◆ Stored data ◆
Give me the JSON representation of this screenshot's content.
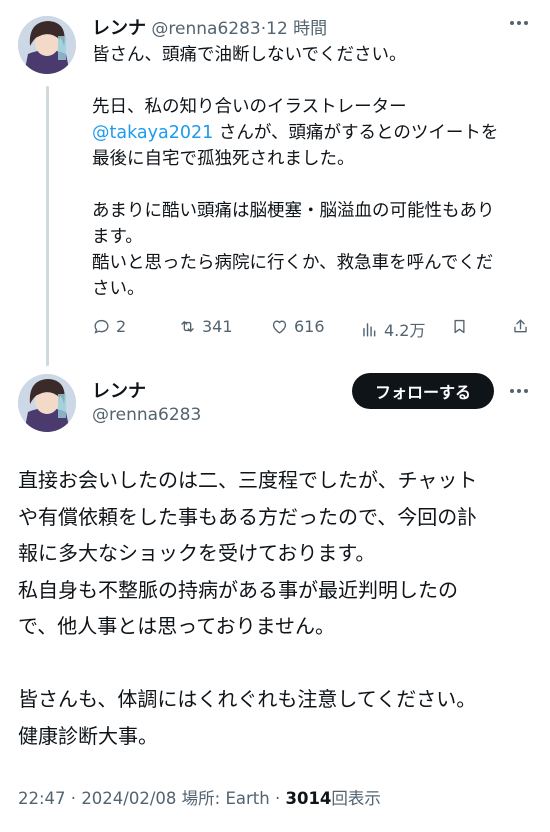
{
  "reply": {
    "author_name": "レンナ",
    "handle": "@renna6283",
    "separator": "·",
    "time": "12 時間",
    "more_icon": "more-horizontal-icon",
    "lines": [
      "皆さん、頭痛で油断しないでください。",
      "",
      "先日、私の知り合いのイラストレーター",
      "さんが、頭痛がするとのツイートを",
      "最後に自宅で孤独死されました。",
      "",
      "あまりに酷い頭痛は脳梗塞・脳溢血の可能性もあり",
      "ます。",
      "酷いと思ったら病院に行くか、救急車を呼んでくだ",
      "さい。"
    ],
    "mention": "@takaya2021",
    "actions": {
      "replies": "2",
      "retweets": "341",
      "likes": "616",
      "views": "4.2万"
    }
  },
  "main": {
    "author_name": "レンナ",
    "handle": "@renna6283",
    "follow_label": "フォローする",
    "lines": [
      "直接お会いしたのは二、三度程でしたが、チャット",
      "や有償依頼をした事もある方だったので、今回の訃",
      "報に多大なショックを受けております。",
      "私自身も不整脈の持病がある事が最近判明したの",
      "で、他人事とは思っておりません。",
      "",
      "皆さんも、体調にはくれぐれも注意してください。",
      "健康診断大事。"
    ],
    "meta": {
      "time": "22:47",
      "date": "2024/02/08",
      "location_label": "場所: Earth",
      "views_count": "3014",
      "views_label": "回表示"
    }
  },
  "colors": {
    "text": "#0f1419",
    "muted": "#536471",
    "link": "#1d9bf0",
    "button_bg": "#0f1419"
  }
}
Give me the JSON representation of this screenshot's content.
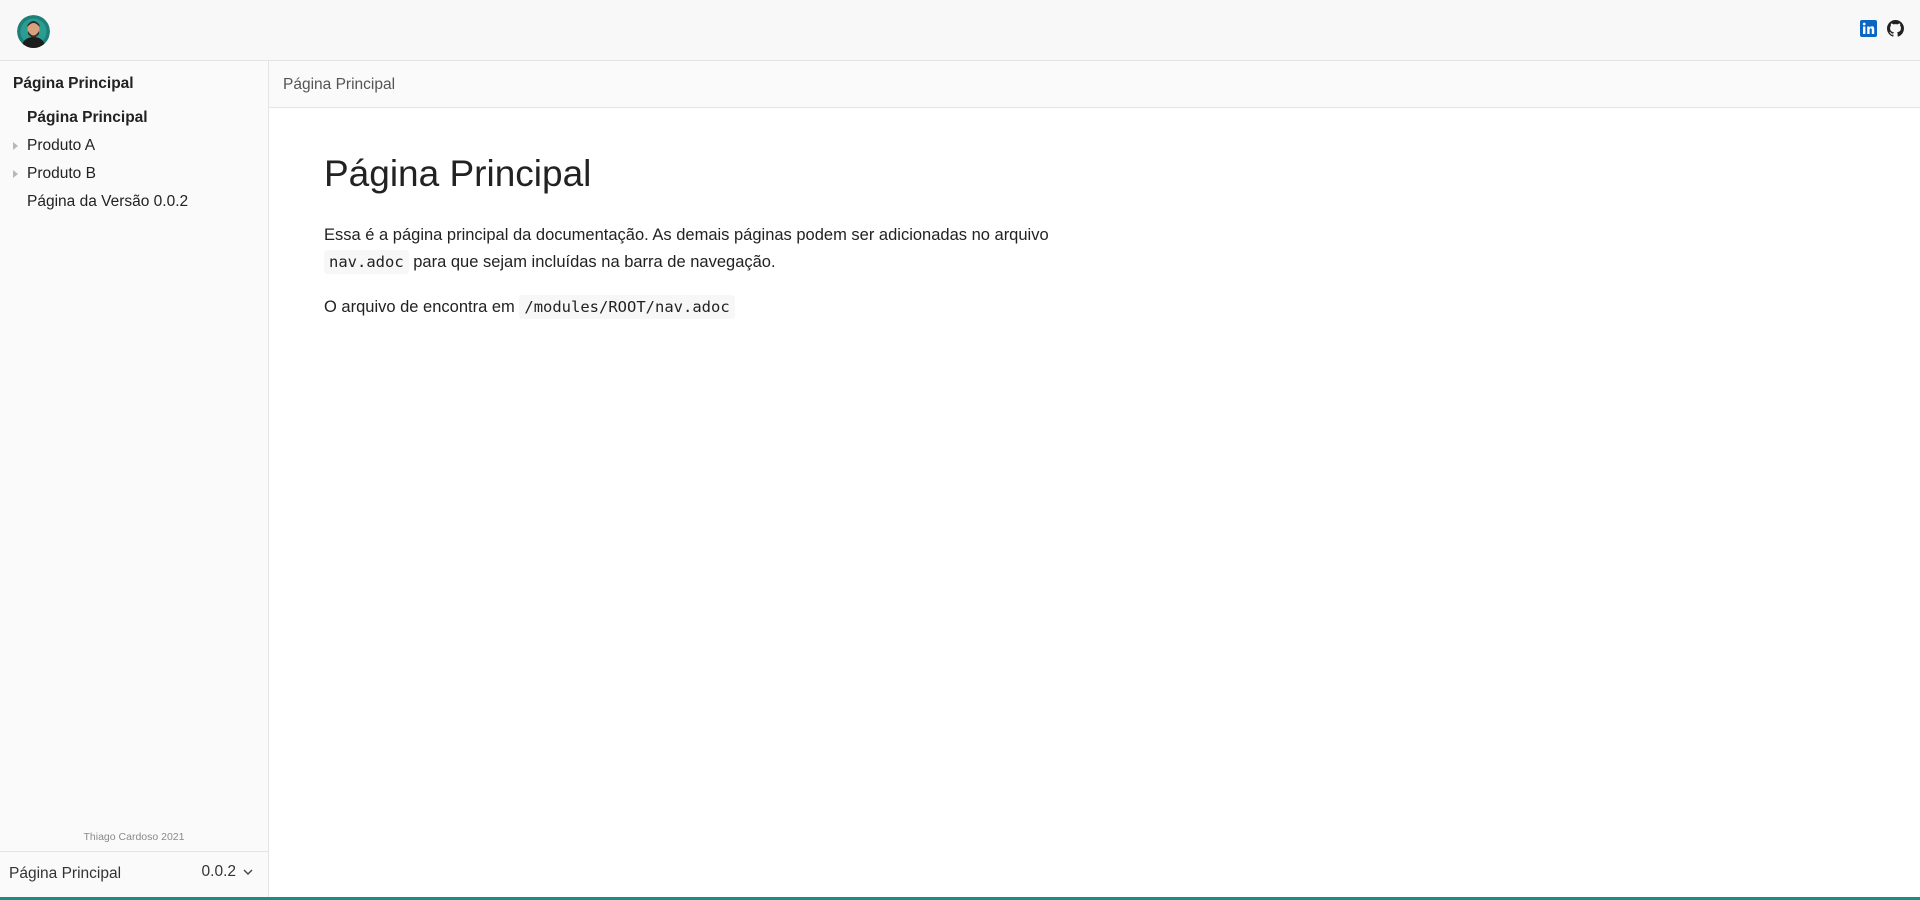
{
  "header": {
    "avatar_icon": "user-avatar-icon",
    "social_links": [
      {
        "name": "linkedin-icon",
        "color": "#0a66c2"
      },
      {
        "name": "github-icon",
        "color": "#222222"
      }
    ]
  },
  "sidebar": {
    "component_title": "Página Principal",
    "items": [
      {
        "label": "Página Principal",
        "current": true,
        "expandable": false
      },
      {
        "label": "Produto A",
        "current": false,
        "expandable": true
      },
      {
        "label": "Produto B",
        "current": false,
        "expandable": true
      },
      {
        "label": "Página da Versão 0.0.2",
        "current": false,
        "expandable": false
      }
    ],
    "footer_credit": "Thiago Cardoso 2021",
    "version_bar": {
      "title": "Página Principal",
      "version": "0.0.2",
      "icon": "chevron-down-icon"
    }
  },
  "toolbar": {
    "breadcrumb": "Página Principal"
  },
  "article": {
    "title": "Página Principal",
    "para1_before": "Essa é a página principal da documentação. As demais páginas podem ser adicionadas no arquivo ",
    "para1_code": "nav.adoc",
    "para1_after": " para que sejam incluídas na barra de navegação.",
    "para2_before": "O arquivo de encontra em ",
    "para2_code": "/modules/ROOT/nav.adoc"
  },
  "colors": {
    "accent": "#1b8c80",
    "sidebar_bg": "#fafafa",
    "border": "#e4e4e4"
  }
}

◆ Task directions ◆
Send back the data above word for word, with the pictures left out.

◆ Solution ◆
Give me the JSON representation of this screenshot's content.
{
  "reply": {
    "author_name": "レンナ",
    "handle": "@renna6283",
    "separator": "·",
    "time": "12 時間",
    "more_icon": "more-horizontal-icon",
    "lines": [
      "皆さん、頭痛で油断しないでください。",
      "",
      "先日、私の知り合いのイラストレーター",
      "さんが、頭痛がするとのツイートを",
      "最後に自宅で孤独死されました。",
      "",
      "あまりに酷い頭痛は脳梗塞・脳溢血の可能性もあり",
      "ます。",
      "酷いと思ったら病院に行くか、救急車を呼んでくだ",
      "さい。"
    ],
    "mention": "@takaya2021",
    "actions": {
      "replies": "2",
      "retweets": "341",
      "likes": "616",
      "views": "4.2万"
    }
  },
  "main": {
    "author_name": "レンナ",
    "handle": "@renna6283",
    "follow_label": "フォローする",
    "lines": [
      "直接お会いしたのは二、三度程でしたが、チャット",
      "や有償依頼をした事もある方だったので、今回の訃",
      "報に多大なショックを受けております。",
      "私自身も不整脈の持病がある事が最近判明したの",
      "で、他人事とは思っておりません。",
      "",
      "皆さんも、体調にはくれぐれも注意してください。",
      "健康診断大事。"
    ],
    "meta": {
      "time": "22:47",
      "date": "2024/02/08",
      "location_label": "場所: Earth",
      "views_count": "3014",
      "views_label": "回表示"
    }
  },
  "colors": {
    "text": "#0f1419",
    "muted": "#536471",
    "link": "#1d9bf0",
    "button_bg": "#0f1419"
  }
}
Give me the JSON representation of this screenshot's content.
{
  "header": {
    "avatar_icon": "user-avatar-icon",
    "social_links": [
      {
        "name": "linkedin-icon",
        "color": "#0a66c2"
      },
      {
        "name": "github-icon",
        "color": "#222222"
      }
    ]
  },
  "sidebar": {
    "component_title": "Página Principal",
    "items": [
      {
        "label": "Página Principal",
        "current": true,
        "expandable": false
      },
      {
        "label": "Produto A",
        "current": false,
        "expandable": true
      },
      {
        "label": "Produto B",
        "current": false,
        "expandable": true
      },
      {
        "label": "Página da Versão 0.0.2",
        "current": false,
        "expandable": false
      }
    ],
    "footer_credit": "Thiago Cardoso 2021",
    "version_bar": {
      "title": "Página Principal",
      "version": "0.0.2",
      "icon": "chevron-down-icon"
    }
  },
  "toolbar": {
    "breadcrumb": "Página Principal"
  },
  "article": {
    "title": "Página Principal",
    "para1_before": "Essa é a página principal da documentação. As demais páginas podem ser adicionadas no arquivo ",
    "para1_code": "nav.adoc",
    "para1_after": " para que sejam incluídas na barra de navegação.",
    "para2_before": "O arquivo de encontra em ",
    "para2_code": "/modules/ROOT/nav.adoc"
  },
  "colors": {
    "accent": "#1b8c80",
    "sidebar_bg": "#fafafa",
    "border": "#e4e4e4"
  }
}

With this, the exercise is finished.